• [Extracted entries]
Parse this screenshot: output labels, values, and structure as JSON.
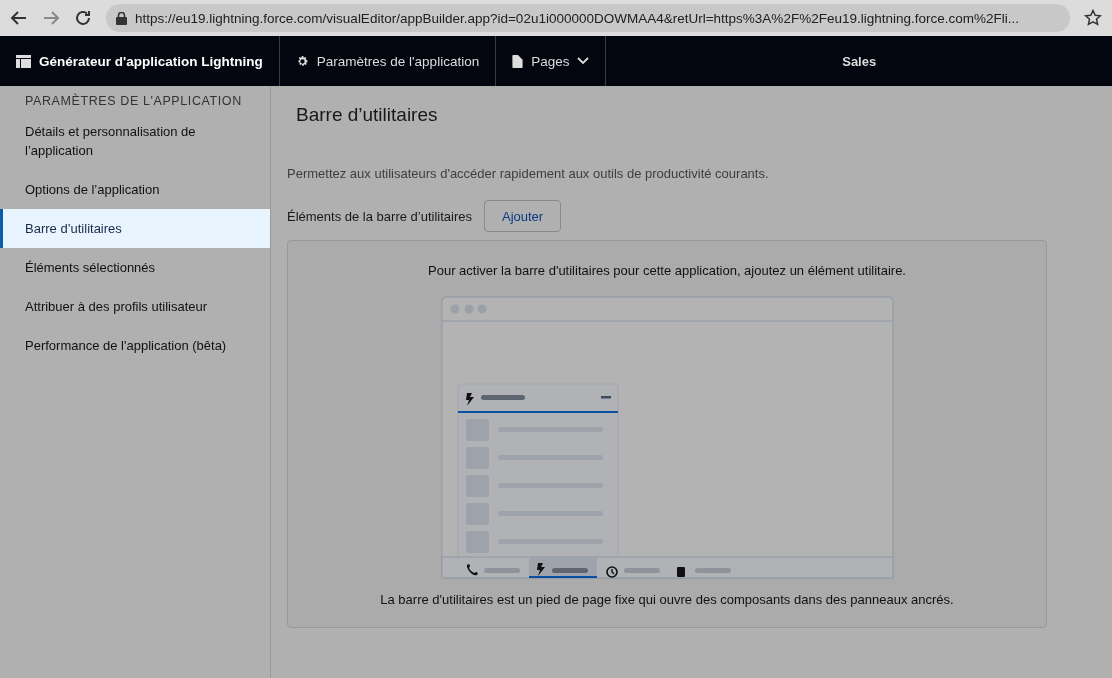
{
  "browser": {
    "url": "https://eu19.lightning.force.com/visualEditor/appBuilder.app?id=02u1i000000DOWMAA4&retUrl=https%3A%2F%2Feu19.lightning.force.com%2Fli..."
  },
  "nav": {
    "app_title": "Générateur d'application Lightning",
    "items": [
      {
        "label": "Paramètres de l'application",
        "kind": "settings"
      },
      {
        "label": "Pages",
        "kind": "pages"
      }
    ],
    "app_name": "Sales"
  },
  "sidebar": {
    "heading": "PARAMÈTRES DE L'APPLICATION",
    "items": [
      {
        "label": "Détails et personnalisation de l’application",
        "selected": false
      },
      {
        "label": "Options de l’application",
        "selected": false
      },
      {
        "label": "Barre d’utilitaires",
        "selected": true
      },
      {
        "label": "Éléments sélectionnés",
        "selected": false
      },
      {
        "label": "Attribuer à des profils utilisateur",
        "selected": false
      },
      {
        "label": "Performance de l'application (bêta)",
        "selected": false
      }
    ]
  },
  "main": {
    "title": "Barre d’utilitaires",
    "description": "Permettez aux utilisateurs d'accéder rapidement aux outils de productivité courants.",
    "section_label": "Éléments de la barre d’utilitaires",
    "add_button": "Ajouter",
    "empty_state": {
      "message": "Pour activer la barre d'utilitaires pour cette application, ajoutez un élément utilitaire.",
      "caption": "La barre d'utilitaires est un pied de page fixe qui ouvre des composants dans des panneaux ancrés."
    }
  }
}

• [Your goal] Reproduce every entry word for word, but skip any pictures.

• [Correct answer]
Parse this screenshot: output labels, values, and structure as JSON.
{
  "browser": {
    "url": "https://eu19.lightning.force.com/visualEditor/appBuilder.app?id=02u1i000000DOWMAA4&retUrl=https%3A%2F%2Feu19.lightning.force.com%2Fli..."
  },
  "nav": {
    "app_title": "Générateur d'application Lightning",
    "items": [
      {
        "label": "Paramètres de l'application",
        "kind": "settings"
      },
      {
        "label": "Pages",
        "kind": "pages"
      }
    ],
    "app_name": "Sales"
  },
  "sidebar": {
    "heading": "PARAMÈTRES DE L'APPLICATION",
    "items": [
      {
        "label": "Détails et personnalisation de l’application",
        "selected": false
      },
      {
        "label": "Options de l’application",
        "selected": false
      },
      {
        "label": "Barre d’utilitaires",
        "selected": true
      },
      {
        "label": "Éléments sélectionnés",
        "selected": false
      },
      {
        "label": "Attribuer à des profils utilisateur",
        "selected": false
      },
      {
        "label": "Performance de l'application (bêta)",
        "selected": false
      }
    ]
  },
  "main": {
    "title": "Barre d’utilitaires",
    "description": "Permettez aux utilisateurs d'accéder rapidement aux outils de productivité courants.",
    "section_label": "Éléments de la barre d’utilitaires",
    "add_button": "Ajouter",
    "empty_state": {
      "message": "Pour activer la barre d'utilitaires pour cette application, ajoutez un élément utilitaire.",
      "caption": "La barre d'utilitaires est un pied de page fixe qui ouvre des composants dans des panneaux ancrés."
    }
  }
}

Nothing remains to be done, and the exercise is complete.